### Work to complete
The entries that follow should be written out exactly.
◇ ◇ ◇ ◇ ◇ ◇ ◇
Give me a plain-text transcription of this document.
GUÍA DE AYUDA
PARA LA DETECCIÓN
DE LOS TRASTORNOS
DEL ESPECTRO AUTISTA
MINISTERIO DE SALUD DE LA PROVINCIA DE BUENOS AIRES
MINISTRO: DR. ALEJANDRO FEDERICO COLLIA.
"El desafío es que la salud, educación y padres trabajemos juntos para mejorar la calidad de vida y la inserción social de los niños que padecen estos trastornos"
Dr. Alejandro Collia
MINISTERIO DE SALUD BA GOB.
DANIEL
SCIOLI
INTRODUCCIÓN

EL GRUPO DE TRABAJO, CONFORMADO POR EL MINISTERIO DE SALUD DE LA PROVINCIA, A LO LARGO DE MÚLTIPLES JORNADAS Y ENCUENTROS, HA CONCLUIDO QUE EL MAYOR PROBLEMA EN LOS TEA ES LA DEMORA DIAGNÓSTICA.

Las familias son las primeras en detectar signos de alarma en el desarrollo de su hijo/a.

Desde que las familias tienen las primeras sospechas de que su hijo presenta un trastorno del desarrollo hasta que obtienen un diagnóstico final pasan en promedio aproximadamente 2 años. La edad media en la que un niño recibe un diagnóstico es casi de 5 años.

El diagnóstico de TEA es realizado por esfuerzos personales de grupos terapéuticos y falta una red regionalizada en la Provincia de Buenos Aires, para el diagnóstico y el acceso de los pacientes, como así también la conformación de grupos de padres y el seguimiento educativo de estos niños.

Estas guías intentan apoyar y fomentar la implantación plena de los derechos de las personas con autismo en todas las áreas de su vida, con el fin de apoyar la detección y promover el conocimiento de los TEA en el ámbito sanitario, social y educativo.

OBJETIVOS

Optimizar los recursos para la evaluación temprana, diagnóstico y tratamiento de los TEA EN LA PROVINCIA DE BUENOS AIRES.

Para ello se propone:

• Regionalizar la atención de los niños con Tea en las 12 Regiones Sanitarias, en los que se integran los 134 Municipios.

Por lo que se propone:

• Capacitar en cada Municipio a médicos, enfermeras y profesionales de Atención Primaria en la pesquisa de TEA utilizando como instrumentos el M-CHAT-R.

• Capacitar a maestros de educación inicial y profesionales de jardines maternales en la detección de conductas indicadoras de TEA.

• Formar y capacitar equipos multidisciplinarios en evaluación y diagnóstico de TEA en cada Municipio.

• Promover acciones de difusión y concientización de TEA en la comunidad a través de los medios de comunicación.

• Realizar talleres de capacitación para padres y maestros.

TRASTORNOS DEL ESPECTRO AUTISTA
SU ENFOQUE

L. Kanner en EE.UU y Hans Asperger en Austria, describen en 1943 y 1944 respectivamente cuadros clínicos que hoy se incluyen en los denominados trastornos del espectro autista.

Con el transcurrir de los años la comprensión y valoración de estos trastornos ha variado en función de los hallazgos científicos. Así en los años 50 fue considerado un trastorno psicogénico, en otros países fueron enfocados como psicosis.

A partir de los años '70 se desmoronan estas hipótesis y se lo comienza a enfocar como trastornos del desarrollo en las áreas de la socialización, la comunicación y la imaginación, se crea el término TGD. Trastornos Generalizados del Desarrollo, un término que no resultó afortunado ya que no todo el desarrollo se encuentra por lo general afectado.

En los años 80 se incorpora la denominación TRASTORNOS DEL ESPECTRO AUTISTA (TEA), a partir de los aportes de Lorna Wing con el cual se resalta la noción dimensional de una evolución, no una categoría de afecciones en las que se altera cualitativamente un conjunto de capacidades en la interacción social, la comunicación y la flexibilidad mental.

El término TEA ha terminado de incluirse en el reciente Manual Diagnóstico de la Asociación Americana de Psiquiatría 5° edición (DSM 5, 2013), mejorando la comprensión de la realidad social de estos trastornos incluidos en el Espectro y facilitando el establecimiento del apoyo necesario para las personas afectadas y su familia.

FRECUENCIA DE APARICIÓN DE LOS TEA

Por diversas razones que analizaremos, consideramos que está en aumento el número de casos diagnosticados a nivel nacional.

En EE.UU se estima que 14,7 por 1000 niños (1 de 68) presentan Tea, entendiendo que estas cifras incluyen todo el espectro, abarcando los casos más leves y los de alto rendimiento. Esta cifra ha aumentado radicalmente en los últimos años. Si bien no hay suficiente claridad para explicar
◇ ◇ ◇ ◇ ◇ ◇ ◇
### Full answer
Give me a plain-text transcription of this document.
GUÍA DE AYUDA
PARA LA DETECCIÓN
DE LOS TRASTORNOS
DEL ESPECTRO AUTISTA
MINISTERIO DE SALUD DE LA PROVINCIA DE BUENOS AIRES
MINISTRO: DR. ALEJANDRO FEDERICO COLLIA.
"El desafío es que la salud, educación y padres trabajemos juntos para mejorar la calidad de vida y la inserción social de los niños que padecen estos trastornos"
Dr. Alejandro Collia
MINISTERIO DE SALUD BA GOB.
DANIEL
SCIOLI
INTRODUCCIÓN

EL GRUPO DE TRABAJO, CONFORMADO POR EL MINISTERIO DE SALUD DE LA PROVINCIA, A LO LARGO DE MÚLTIPLES JORNADAS Y ENCUENTROS, HA CONCLUIDO QUE EL MAYOR PROBLEMA EN LOS TEA ES LA DEMORA DIAGNÓSTICA.

Las familias son las primeras en detectar signos de alarma en el desarrollo de su hijo/a.

Desde que las familias tienen las primeras sospechas de que su hijo presenta un trastorno del desarrollo hasta que obtienen un diagnóstico final pasan en promedio aproximadamente 2 años. La edad media en la que un niño recibe un diagnóstico es casi de 5 años.

El diagnóstico de TEA es realizado por esfuerzos personales de grupos terapéuticos y falta una red regionalizada en la Provincia de Buenos Aires, para el diagnóstico y el acceso de los pacientes, como así también la conformación de grupos de padres y el seguimiento educativo de estos niños.

Estas guías intentan apoyar y fomentar la implantación plena de los derechos de las personas con autismo en todas las áreas de su vida, con el fin de apoyar la detección y promover el conocimiento de los TEA en el ámbito sanitario, social y educativo.

OBJETIVOS

Optimizar los recursos para la evaluación temprana, diagnóstico y tratamiento de los TEA EN LA PROVINCIA DE BUENOS AIRES.

Para ello se propone:

• Regionalizar la atención de los niños con Tea en las 12 Regiones Sanitarias, en los que se integran los 134 Municipios.

Por lo que se propone:

• Capacitar en cada Municipio a médicos, enfermeras y profesionales de Atención Primaria en la pesquisa de TEA utilizando como instrumentos el M-CHAT-R.

• Capacitar a maestros de educación inicial y profesionales de jardines maternales en la detección de conductas indicadoras de TEA.

• Formar y capacitar equipos multidisciplinarios en evaluación y diagnóstico de TEA en cada Municipio.

• Promover acciones de difusión y concientización de TEA en la comunidad a través de los medios de comunicación.

• Realizar talleres de capacitación para padres y maestros.

TRASTORNOS DEL ESPECTRO AUTISTA
SU ENFOQUE

L. Kanner en EE.UU y Hans Asperger en Austria, describen en 1943 y 1944 respectivamente cuadros clínicos que hoy se incluyen en los denominados trastornos del espectro autista.

Con el transcurrir de los años la comprensión y valoración de estos trastornos ha variado en función de los hallazgos científicos. Así en los años 50 fue considerado un trastorno psicogénico, en otros países fueron enfocados como psicosis.

A partir de los años '70 se desmoronan estas hipótesis y se lo comienza a enfocar como trastornos del desarrollo en las áreas de la socialización, la comunicación y la imaginación, se crea el término TGD. Trastornos Generalizados del Desarrollo, un término que no resultó afortunado ya que no todo el desarrollo se encuentra por lo general afectado.

En los años 80 se incorpora la denominación TRASTORNOS DEL ESPECTRO AUTISTA (TEA), a partir de los aportes de Lorna Wing con el cual se resalta la noción dimensional de una evolución, no una categoría de afecciones en las que se altera cualitativamente un conjunto de capacidades en la interacción social, la comunicación y la flexibilidad mental.

El término TEA ha terminado de incluirse en el reciente Manual Diagnóstico de la Asociación Americana de Psiquiatría 5° edición (DSM 5, 2013), mejorando la comprensión de la realidad social de estos trastornos incluidos en el Espectro y facilitando el establecimiento del apoyo necesario para las personas afectadas y su familia.

FRECUENCIA DE APARICIÓN DE LOS TEA

Por diversas razones que analizaremos, consideramos que está en aumento el número de casos diagnosticados a nivel nacional.

En EE.UU se estima que 14,7 por 1000 niños (1 de 68) presentan Tea, entendiendo que estas cifras incluyen todo el espectro, abarcando los casos más leves y los de alto rendimiento. Esta cifra ha aumentado radicalmente en los últimos años. Si bien no hay suficiente claridad para explicar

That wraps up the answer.